**Goal**.
Give only the number of lines in the records that include the string "районом".

**A run of records**.
— Begin —
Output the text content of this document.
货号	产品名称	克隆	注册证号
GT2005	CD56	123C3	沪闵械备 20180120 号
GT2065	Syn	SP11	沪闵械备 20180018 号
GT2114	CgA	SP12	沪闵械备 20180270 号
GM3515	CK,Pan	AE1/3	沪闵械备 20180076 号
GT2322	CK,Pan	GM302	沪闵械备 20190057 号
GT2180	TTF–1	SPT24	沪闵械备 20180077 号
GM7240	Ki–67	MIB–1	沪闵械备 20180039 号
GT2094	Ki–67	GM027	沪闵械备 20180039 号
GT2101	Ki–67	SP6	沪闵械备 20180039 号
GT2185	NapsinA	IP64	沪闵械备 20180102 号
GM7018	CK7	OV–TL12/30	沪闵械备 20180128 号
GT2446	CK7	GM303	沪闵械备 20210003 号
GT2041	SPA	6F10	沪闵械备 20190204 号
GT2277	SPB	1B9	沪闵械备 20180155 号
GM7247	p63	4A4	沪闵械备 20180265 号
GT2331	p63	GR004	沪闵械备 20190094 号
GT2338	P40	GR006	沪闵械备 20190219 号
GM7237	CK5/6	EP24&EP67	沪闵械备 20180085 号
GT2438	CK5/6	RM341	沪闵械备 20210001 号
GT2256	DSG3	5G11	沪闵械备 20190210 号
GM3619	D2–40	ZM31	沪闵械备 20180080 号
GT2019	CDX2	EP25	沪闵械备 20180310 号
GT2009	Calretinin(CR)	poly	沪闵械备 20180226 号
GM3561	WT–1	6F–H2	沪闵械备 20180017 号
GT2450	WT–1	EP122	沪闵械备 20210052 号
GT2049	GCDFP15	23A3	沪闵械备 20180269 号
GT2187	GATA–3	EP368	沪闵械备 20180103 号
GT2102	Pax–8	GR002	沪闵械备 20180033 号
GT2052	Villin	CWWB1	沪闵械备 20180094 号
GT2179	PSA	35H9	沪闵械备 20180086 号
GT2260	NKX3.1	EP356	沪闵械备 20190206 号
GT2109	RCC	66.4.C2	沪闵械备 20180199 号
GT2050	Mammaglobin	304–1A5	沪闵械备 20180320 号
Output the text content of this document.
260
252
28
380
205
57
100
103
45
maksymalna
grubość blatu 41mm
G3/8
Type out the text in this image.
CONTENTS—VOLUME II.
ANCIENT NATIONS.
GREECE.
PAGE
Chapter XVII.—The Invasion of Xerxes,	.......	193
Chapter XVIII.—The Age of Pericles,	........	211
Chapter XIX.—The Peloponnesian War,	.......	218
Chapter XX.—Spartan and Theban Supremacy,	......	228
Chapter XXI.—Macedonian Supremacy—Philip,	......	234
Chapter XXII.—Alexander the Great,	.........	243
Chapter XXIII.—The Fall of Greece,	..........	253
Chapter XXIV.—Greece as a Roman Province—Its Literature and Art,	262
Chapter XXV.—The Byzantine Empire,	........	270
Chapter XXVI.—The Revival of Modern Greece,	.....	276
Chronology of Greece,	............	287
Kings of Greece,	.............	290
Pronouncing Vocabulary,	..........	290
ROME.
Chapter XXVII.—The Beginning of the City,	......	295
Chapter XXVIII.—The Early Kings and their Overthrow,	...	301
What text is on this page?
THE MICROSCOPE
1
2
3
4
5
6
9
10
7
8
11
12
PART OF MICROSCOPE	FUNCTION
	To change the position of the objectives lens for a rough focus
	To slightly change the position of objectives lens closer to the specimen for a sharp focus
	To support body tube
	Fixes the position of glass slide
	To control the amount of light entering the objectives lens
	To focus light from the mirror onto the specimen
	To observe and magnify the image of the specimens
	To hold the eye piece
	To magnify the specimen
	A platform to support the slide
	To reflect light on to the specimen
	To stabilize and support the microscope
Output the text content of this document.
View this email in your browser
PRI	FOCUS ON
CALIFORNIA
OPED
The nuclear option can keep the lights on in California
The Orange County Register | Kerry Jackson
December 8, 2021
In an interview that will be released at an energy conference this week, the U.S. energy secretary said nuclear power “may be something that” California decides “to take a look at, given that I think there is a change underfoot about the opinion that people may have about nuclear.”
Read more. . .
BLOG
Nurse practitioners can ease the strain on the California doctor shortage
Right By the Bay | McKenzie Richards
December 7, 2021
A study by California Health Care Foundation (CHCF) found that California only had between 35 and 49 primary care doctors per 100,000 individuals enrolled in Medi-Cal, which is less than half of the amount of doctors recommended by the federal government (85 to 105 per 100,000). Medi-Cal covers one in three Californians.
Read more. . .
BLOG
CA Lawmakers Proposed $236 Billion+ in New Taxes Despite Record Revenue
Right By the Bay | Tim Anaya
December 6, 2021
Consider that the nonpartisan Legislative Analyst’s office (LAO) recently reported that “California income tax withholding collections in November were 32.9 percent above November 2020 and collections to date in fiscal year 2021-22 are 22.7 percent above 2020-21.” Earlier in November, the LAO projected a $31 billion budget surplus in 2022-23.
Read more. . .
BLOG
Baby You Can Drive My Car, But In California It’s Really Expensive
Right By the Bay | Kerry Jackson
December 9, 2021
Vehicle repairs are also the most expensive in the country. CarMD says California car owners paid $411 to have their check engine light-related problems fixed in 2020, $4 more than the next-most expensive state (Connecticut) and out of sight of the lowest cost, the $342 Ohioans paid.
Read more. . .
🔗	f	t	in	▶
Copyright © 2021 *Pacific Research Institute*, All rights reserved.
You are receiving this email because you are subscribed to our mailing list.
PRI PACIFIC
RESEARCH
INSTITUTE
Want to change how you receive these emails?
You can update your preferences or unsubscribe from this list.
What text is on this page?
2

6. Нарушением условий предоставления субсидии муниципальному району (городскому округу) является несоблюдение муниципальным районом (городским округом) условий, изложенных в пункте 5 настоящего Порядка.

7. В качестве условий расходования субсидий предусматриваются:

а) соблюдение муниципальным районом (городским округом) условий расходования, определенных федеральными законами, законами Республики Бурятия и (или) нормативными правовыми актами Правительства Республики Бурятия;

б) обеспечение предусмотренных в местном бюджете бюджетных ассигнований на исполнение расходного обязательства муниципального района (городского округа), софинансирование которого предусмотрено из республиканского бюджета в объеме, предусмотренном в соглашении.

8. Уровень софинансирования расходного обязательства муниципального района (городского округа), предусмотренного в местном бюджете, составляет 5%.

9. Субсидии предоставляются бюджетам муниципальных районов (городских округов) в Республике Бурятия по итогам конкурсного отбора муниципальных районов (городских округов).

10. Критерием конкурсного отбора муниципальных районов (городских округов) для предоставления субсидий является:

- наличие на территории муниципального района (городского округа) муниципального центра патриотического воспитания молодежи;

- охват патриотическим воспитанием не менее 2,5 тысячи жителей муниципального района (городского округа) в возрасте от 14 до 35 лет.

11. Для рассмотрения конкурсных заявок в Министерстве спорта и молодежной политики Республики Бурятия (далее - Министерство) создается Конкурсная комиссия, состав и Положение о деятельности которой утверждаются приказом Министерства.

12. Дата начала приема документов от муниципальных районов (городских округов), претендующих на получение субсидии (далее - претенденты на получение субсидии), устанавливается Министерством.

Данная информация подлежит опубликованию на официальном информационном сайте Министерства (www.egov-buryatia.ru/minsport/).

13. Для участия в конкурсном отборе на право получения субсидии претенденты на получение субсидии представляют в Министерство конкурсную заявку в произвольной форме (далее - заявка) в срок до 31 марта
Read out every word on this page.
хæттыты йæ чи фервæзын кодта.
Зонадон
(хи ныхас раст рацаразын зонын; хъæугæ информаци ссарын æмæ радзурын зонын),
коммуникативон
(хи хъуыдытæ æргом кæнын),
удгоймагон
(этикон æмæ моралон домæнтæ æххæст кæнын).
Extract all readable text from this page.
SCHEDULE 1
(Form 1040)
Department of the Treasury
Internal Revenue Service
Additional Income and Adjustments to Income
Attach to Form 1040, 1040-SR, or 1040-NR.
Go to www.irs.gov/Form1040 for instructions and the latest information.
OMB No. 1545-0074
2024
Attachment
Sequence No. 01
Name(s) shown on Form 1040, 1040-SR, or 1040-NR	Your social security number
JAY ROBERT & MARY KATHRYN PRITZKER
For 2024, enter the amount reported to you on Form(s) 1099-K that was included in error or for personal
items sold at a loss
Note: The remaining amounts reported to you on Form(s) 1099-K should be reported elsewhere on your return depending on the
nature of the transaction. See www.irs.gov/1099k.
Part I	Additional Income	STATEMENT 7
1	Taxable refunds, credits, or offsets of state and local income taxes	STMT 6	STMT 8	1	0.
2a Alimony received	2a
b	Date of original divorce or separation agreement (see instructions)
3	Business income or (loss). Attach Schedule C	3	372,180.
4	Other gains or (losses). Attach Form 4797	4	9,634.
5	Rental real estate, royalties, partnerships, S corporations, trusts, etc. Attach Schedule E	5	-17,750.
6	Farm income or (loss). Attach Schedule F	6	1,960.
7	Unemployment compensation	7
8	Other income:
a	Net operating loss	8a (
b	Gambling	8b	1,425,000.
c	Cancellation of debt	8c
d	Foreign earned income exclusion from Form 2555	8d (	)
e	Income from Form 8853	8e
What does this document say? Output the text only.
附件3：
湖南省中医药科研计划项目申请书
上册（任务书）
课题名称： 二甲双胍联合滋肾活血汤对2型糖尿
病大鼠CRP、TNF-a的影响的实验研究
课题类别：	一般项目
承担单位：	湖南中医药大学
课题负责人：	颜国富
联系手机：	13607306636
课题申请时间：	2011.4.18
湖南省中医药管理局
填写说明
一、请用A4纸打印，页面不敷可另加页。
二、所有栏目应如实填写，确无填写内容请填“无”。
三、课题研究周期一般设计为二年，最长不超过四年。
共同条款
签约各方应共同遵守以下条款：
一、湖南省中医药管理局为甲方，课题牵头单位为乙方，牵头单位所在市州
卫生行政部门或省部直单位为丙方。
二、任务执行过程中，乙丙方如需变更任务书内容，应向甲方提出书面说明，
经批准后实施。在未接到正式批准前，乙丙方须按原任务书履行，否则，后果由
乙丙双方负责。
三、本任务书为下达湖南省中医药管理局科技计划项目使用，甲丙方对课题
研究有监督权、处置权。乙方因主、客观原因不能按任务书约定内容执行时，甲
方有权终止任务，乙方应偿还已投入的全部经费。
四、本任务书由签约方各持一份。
— End —
**Response to the exercise**.
2